**DIRECTION**
Wherever the string "screenshot" appears, copy the whole line.

** Begin **

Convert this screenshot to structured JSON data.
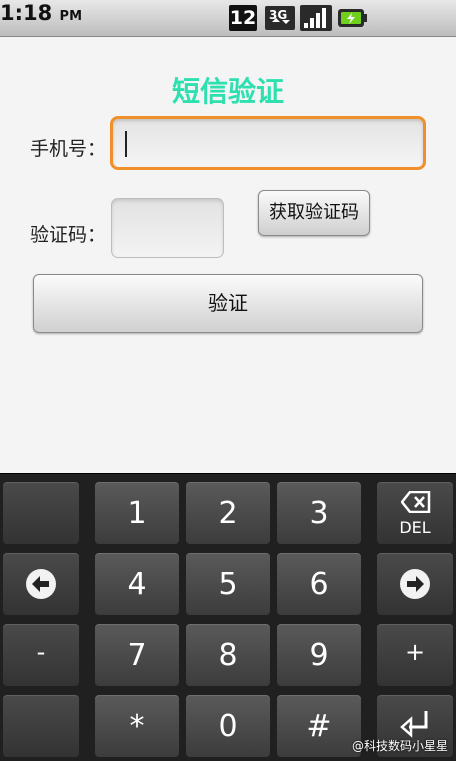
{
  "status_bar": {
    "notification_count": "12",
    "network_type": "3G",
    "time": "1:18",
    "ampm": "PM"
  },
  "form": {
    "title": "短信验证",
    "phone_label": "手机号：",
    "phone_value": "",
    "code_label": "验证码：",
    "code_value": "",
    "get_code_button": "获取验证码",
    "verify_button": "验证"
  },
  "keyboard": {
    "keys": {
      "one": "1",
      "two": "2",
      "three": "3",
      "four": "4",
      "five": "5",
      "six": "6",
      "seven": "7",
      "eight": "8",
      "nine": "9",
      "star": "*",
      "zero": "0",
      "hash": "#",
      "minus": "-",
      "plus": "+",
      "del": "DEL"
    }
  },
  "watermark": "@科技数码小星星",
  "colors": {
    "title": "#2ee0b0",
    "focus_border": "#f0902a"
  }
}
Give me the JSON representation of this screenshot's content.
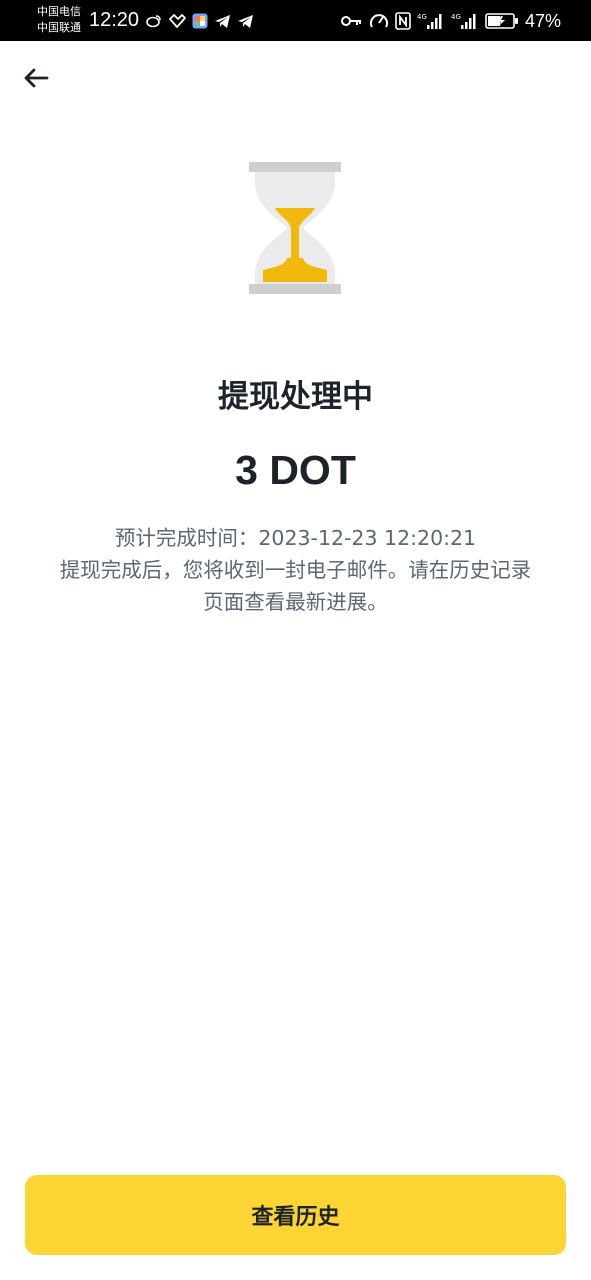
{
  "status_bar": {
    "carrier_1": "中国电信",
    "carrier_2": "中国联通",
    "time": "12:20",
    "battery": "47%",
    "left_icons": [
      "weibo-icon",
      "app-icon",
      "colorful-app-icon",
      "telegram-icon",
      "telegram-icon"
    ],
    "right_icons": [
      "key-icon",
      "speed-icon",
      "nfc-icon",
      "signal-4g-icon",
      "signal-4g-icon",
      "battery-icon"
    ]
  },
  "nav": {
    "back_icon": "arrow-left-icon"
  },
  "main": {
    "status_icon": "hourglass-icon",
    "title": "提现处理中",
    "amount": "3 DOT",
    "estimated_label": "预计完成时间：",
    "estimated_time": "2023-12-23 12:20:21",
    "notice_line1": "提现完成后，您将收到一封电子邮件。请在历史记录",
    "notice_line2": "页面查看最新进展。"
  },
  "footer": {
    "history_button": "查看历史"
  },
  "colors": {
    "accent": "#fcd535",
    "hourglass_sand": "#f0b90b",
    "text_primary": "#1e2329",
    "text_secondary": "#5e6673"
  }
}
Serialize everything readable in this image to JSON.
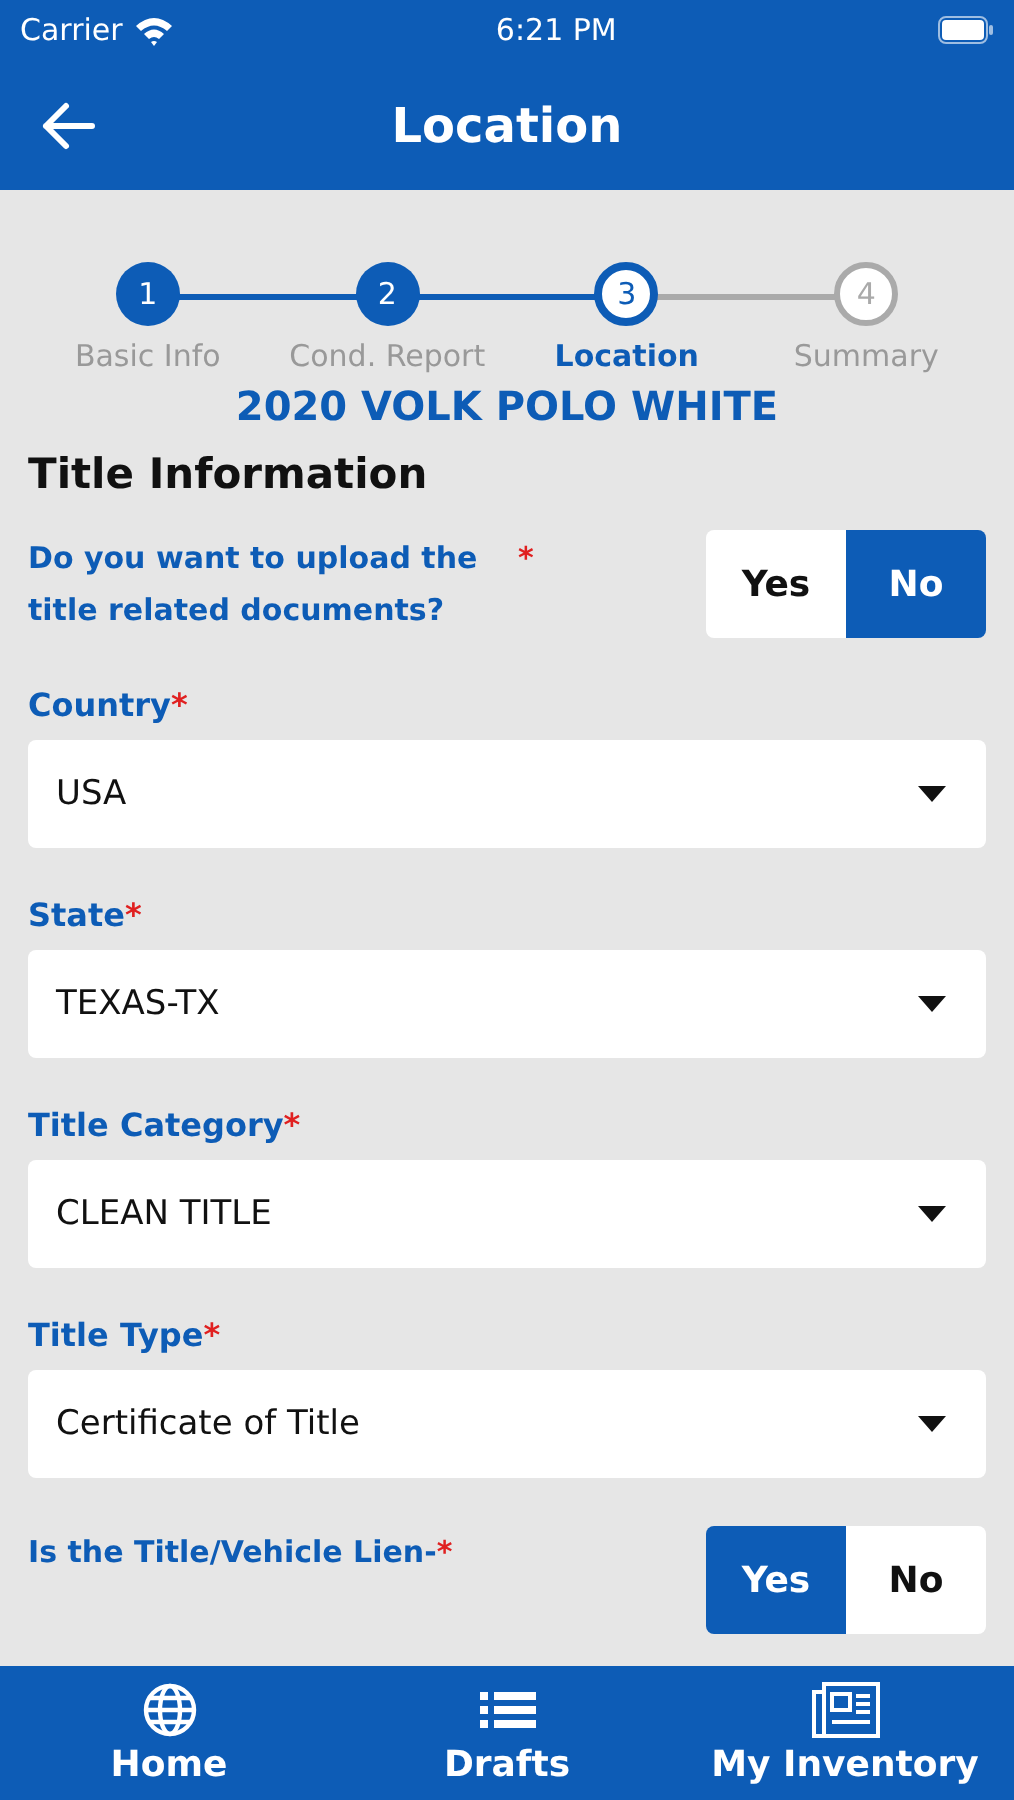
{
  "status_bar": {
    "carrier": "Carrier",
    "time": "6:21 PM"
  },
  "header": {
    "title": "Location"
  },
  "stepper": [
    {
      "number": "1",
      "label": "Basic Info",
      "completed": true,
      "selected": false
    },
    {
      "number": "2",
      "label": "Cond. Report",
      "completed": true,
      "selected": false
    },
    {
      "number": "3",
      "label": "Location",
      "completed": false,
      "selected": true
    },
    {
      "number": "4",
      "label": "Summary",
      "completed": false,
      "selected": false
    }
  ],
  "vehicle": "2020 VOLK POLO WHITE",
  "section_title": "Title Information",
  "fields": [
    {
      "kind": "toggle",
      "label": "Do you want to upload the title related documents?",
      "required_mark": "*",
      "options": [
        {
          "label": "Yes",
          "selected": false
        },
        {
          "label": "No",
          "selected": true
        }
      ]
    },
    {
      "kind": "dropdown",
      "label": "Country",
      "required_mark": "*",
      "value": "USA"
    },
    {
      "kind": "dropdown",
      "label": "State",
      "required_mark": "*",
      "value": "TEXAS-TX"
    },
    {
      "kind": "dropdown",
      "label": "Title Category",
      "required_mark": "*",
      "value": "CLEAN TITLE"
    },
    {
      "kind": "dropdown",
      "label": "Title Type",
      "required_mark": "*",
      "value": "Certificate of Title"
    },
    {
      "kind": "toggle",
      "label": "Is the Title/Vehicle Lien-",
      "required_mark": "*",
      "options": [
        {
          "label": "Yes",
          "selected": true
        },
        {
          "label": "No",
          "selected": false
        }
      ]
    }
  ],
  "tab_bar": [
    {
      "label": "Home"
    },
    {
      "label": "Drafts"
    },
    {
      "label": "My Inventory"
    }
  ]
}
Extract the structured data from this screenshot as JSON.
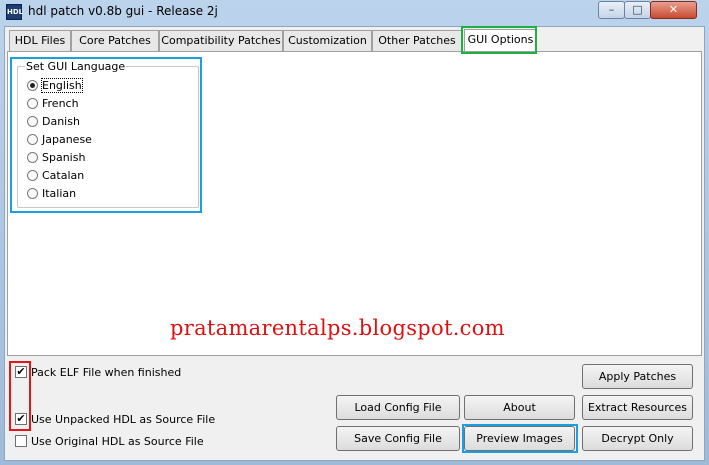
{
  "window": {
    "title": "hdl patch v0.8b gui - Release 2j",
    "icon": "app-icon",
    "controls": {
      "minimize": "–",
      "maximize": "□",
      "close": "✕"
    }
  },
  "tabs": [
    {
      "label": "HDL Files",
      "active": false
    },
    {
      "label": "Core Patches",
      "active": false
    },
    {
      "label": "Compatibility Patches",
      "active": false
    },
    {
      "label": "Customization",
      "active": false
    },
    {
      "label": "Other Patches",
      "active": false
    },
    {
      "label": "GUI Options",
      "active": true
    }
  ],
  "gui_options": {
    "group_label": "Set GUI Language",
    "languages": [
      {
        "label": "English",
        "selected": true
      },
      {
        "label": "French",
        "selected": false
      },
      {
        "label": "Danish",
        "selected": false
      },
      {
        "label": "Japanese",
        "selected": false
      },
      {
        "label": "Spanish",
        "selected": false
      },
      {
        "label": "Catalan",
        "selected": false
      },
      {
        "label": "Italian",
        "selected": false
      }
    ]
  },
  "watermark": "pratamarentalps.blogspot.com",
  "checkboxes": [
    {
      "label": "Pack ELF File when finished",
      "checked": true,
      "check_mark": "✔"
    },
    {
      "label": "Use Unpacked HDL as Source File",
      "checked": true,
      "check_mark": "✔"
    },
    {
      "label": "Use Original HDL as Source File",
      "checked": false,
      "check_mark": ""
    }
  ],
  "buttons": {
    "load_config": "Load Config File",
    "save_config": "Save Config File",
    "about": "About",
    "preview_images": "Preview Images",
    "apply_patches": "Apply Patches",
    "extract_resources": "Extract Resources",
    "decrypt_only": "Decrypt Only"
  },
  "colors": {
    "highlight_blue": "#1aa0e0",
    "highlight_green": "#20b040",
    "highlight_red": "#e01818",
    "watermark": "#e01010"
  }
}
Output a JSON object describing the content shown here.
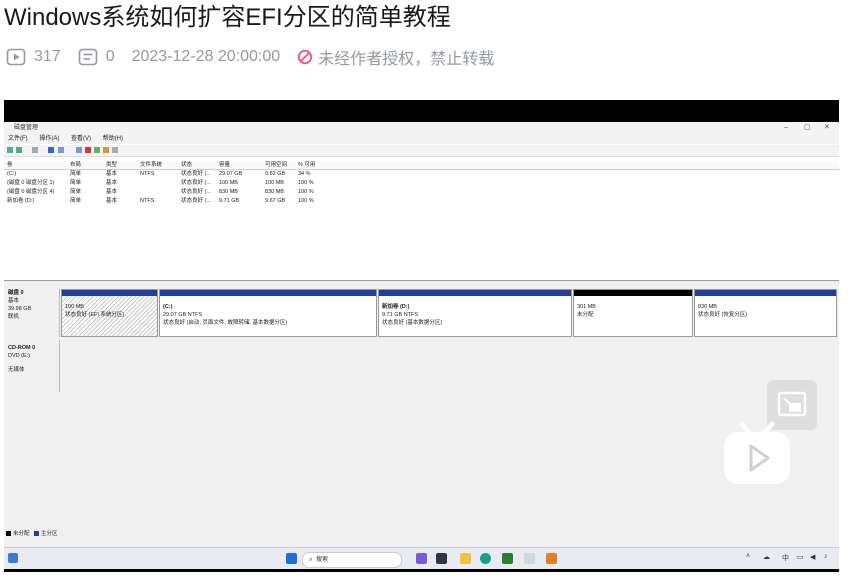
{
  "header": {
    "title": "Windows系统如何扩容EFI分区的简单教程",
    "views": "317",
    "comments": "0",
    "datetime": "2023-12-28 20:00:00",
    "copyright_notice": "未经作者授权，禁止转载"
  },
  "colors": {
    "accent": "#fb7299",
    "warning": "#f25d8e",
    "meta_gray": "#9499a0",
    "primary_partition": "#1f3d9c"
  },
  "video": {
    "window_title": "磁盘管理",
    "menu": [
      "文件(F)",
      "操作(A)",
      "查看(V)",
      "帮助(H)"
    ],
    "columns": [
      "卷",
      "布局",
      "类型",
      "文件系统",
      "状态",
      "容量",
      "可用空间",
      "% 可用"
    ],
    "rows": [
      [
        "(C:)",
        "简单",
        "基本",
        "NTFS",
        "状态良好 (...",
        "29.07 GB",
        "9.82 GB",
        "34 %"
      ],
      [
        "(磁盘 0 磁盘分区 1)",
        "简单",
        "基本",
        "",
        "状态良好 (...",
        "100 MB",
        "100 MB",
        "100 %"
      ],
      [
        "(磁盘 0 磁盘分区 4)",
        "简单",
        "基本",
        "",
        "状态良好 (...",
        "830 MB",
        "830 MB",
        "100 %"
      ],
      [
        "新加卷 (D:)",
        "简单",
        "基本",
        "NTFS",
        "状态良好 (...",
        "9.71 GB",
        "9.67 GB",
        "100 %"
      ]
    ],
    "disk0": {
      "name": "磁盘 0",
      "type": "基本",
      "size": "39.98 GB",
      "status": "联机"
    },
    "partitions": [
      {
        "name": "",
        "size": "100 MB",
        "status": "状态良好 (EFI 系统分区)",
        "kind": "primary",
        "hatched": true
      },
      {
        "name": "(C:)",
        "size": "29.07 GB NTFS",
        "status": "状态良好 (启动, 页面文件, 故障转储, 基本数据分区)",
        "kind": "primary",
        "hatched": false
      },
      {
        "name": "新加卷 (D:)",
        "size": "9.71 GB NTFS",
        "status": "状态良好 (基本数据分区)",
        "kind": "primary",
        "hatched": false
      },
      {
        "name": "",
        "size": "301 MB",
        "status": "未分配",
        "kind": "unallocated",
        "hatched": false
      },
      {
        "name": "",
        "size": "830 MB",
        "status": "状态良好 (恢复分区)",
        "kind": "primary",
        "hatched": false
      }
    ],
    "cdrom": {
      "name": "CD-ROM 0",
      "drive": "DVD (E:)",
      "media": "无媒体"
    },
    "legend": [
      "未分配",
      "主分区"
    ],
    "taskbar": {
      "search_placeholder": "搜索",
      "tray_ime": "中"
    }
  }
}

** End **

**RESPONSE TO THE EXERCISE**
Convert this screenshot to structured JSON data.
Give me the JSON representation of this screenshot's content.
Extract the structured data from this screenshot as JSON.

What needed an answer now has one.